▶ _WHAT IS REQUIRED_
What follows is a set of records, each of which is to be written out exactly.

▬▬▬▬▬▬

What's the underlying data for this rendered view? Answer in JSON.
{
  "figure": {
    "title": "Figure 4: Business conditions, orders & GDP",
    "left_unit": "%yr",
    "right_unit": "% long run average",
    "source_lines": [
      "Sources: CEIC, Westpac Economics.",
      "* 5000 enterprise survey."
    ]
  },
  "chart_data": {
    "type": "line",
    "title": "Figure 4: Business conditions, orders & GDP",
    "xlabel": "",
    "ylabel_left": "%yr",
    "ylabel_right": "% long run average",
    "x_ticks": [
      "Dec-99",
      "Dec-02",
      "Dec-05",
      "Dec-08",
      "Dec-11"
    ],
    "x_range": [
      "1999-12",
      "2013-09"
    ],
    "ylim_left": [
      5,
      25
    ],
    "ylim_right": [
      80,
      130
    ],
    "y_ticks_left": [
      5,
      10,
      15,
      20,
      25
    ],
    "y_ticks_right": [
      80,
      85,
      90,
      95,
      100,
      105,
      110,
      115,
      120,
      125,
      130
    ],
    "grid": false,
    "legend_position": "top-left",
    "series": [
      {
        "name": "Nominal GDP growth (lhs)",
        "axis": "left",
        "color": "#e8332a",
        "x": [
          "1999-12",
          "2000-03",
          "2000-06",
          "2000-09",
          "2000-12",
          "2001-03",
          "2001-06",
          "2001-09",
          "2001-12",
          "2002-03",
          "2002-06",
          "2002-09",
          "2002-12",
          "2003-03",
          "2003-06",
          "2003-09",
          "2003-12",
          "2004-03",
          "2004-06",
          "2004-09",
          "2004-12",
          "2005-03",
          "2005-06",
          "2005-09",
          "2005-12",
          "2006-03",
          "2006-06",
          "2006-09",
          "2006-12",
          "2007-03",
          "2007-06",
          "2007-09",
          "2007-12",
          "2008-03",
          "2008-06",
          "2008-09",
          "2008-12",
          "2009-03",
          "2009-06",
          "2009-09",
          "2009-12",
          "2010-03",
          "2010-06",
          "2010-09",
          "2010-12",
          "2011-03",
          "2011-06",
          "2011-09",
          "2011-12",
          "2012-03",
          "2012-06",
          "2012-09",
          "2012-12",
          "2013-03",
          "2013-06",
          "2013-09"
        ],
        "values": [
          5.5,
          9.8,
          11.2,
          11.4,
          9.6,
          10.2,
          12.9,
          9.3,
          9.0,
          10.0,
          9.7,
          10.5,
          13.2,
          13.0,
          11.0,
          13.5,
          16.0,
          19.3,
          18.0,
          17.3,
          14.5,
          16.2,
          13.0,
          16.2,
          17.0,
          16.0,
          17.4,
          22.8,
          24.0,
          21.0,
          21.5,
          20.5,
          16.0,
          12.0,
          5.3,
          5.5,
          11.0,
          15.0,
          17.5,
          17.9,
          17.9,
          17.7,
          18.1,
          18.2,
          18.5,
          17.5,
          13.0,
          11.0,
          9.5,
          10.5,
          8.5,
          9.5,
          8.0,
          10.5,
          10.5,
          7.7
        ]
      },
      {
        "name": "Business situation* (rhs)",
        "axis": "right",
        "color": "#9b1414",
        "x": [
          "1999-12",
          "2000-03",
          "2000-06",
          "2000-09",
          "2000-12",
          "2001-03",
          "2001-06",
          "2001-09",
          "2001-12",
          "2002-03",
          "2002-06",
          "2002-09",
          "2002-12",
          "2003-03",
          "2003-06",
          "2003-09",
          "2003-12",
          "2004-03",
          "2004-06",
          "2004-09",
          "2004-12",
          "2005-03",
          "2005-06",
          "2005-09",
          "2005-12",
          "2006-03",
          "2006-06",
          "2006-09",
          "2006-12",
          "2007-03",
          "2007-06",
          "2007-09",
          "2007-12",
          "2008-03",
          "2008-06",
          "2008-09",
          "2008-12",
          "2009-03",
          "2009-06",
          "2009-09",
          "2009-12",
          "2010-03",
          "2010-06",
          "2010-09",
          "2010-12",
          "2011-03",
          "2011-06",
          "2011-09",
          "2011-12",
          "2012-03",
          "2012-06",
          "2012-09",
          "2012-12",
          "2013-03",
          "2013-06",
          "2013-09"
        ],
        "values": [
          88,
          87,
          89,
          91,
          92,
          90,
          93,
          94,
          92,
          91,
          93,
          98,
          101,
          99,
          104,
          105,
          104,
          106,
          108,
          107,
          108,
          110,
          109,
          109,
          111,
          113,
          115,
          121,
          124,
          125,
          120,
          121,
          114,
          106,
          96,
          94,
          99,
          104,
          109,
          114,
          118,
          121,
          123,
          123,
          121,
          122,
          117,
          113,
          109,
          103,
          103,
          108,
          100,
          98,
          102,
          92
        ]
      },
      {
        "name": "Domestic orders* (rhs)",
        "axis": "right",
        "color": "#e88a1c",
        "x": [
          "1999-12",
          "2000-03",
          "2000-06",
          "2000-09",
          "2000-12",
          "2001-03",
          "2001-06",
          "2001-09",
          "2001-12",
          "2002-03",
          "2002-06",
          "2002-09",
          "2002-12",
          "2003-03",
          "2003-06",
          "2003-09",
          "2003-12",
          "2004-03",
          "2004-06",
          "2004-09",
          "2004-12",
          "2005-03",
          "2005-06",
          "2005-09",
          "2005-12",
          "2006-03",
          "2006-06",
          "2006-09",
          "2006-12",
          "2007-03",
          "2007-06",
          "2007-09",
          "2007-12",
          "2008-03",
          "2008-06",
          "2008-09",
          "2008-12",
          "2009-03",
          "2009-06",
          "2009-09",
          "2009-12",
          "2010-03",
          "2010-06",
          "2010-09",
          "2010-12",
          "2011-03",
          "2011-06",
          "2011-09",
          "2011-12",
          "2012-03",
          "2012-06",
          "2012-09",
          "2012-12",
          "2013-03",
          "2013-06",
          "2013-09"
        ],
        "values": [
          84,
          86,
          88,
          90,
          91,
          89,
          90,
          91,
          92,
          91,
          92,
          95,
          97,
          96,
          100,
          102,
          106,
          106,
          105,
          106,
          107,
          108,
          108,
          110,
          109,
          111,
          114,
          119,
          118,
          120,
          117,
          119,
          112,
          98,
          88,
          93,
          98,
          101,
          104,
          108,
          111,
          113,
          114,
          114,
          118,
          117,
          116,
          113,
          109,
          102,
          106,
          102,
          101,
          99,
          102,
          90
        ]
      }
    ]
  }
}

▬▬▬▬▬▬

▶ _RESULT FOR THIS EXERCISE_
What's the underlying data for this rendered view? Answer in JSON.
{
  "figure": {
    "title": "Figure 4: Business conditions, orders & GDP",
    "left_unit": "%yr",
    "right_unit": "% long run average",
    "source_lines": [
      "Sources: CEIC, Westpac Economics.",
      "* 5000 enterprise survey."
    ]
  },
  "chart_data": {
    "type": "line",
    "title": "Figure 4: Business conditions, orders & GDP",
    "xlabel": "",
    "ylabel_left": "%yr",
    "ylabel_right": "% long run average",
    "x_ticks": [
      "Dec-99",
      "Dec-02",
      "Dec-05",
      "Dec-08",
      "Dec-11"
    ],
    "x_range": [
      "1999-12",
      "2013-09"
    ],
    "ylim_left": [
      5,
      25
    ],
    "ylim_right": [
      80,
      130
    ],
    "y_ticks_left": [
      5,
      10,
      15,
      20,
      25
    ],
    "y_ticks_right": [
      80,
      85,
      90,
      95,
      100,
      105,
      110,
      115,
      120,
      125,
      130
    ],
    "grid": false,
    "legend_position": "top-left",
    "series": [
      {
        "name": "Nominal GDP growth (lhs)",
        "axis": "left",
        "color": "#e8332a",
        "x": [
          "1999-12",
          "2000-03",
          "2000-06",
          "2000-09",
          "2000-12",
          "2001-03",
          "2001-06",
          "2001-09",
          "2001-12",
          "2002-03",
          "2002-06",
          "2002-09",
          "2002-12",
          "2003-03",
          "2003-06",
          "2003-09",
          "2003-12",
          "2004-03",
          "2004-06",
          "2004-09",
          "2004-12",
          "2005-03",
          "2005-06",
          "2005-09",
          "2005-12",
          "2006-03",
          "2006-06",
          "2006-09",
          "2006-12",
          "2007-03",
          "2007-06",
          "2007-09",
          "2007-12",
          "2008-03",
          "2008-06",
          "2008-09",
          "2008-12",
          "2009-03",
          "2009-06",
          "2009-09",
          "2009-12",
          "2010-03",
          "2010-06",
          "2010-09",
          "2010-12",
          "2011-03",
          "2011-06",
          "2011-09",
          "2011-12",
          "2012-03",
          "2012-06",
          "2012-09",
          "2012-12",
          "2013-03",
          "2013-06",
          "2013-09"
        ],
        "values": [
          5.5,
          9.8,
          11.2,
          11.4,
          9.6,
          10.2,
          12.9,
          9.3,
          9.0,
          10.0,
          9.7,
          10.5,
          13.2,
          13.0,
          11.0,
          13.5,
          16.0,
          19.3,
          18.0,
          17.3,
          14.5,
          16.2,
          13.0,
          16.2,
          17.0,
          16.0,
          17.4,
          22.8,
          24.0,
          21.0,
          21.5,
          20.5,
          16.0,
          12.0,
          5.3,
          5.5,
          11.0,
          15.0,
          17.5,
          17.9,
          17.9,
          17.7,
          18.1,
          18.2,
          18.5,
          17.5,
          13.0,
          11.0,
          9.5,
          10.5,
          8.5,
          9.5,
          8.0,
          10.5,
          10.5,
          7.7
        ]
      },
      {
        "name": "Business situation* (rhs)",
        "axis": "right",
        "color": "#9b1414",
        "x": [
          "1999-12",
          "2000-03",
          "2000-06",
          "2000-09",
          "2000-12",
          "2001-03",
          "2001-06",
          "2001-09",
          "2001-12",
          "2002-03",
          "2002-06",
          "2002-09",
          "2002-12",
          "2003-03",
          "2003-06",
          "2003-09",
          "2003-12",
          "2004-03",
          "2004-06",
          "2004-09",
          "2004-12",
          "2005-03",
          "2005-06",
          "2005-09",
          "2005-12",
          "2006-03",
          "2006-06",
          "2006-09",
          "2006-12",
          "2007-03",
          "2007-06",
          "2007-09",
          "2007-12",
          "2008-03",
          "2008-06",
          "2008-09",
          "2008-12",
          "2009-03",
          "2009-06",
          "2009-09",
          "2009-12",
          "2010-03",
          "2010-06",
          "2010-09",
          "2010-12",
          "2011-03",
          "2011-06",
          "2011-09",
          "2011-12",
          "2012-03",
          "2012-06",
          "2012-09",
          "2012-12",
          "2013-03",
          "2013-06",
          "2013-09"
        ],
        "values": [
          88,
          87,
          89,
          91,
          92,
          90,
          93,
          94,
          92,
          91,
          93,
          98,
          101,
          99,
          104,
          105,
          104,
          106,
          108,
          107,
          108,
          110,
          109,
          109,
          111,
          113,
          115,
          121,
          124,
          125,
          120,
          121,
          114,
          106,
          96,
          94,
          99,
          104,
          109,
          114,
          118,
          121,
          123,
          123,
          121,
          122,
          117,
          113,
          109,
          103,
          103,
          108,
          100,
          98,
          102,
          92
        ]
      },
      {
        "name": "Domestic orders* (rhs)",
        "axis": "right",
        "color": "#e88a1c",
        "x": [
          "1999-12",
          "2000-03",
          "2000-06",
          "2000-09",
          "2000-12",
          "2001-03",
          "2001-06",
          "2001-09",
          "2001-12",
          "2002-03",
          "2002-06",
          "2002-09",
          "2002-12",
          "2003-03",
          "2003-06",
          "2003-09",
          "2003-12",
          "2004-03",
          "2004-06",
          "2004-09",
          "2004-12",
          "2005-03",
          "2005-06",
          "2005-09",
          "2005-12",
          "2006-03",
          "2006-06",
          "2006-09",
          "2006-12",
          "2007-03",
          "2007-06",
          "2007-09",
          "2007-12",
          "2008-03",
          "2008-06",
          "2008-09",
          "2008-12",
          "2009-03",
          "2009-06",
          "2009-09",
          "2009-12",
          "2010-03",
          "2010-06",
          "2010-09",
          "2010-12",
          "2011-03",
          "2011-06",
          "2011-09",
          "2011-12",
          "2012-03",
          "2012-06",
          "2012-09",
          "2012-12",
          "2013-03",
          "2013-06",
          "2013-09"
        ],
        "values": [
          84,
          86,
          88,
          90,
          91,
          89,
          90,
          91,
          92,
          91,
          92,
          95,
          97,
          96,
          100,
          102,
          106,
          106,
          105,
          106,
          107,
          108,
          108,
          110,
          109,
          111,
          114,
          119,
          118,
          120,
          117,
          119,
          112,
          98,
          88,
          93,
          98,
          101,
          104,
          108,
          111,
          113,
          114,
          114,
          118,
          117,
          116,
          113,
          109,
          102,
          106,
          102,
          101,
          99,
          102,
          90
        ]
      }
    ]
  }
}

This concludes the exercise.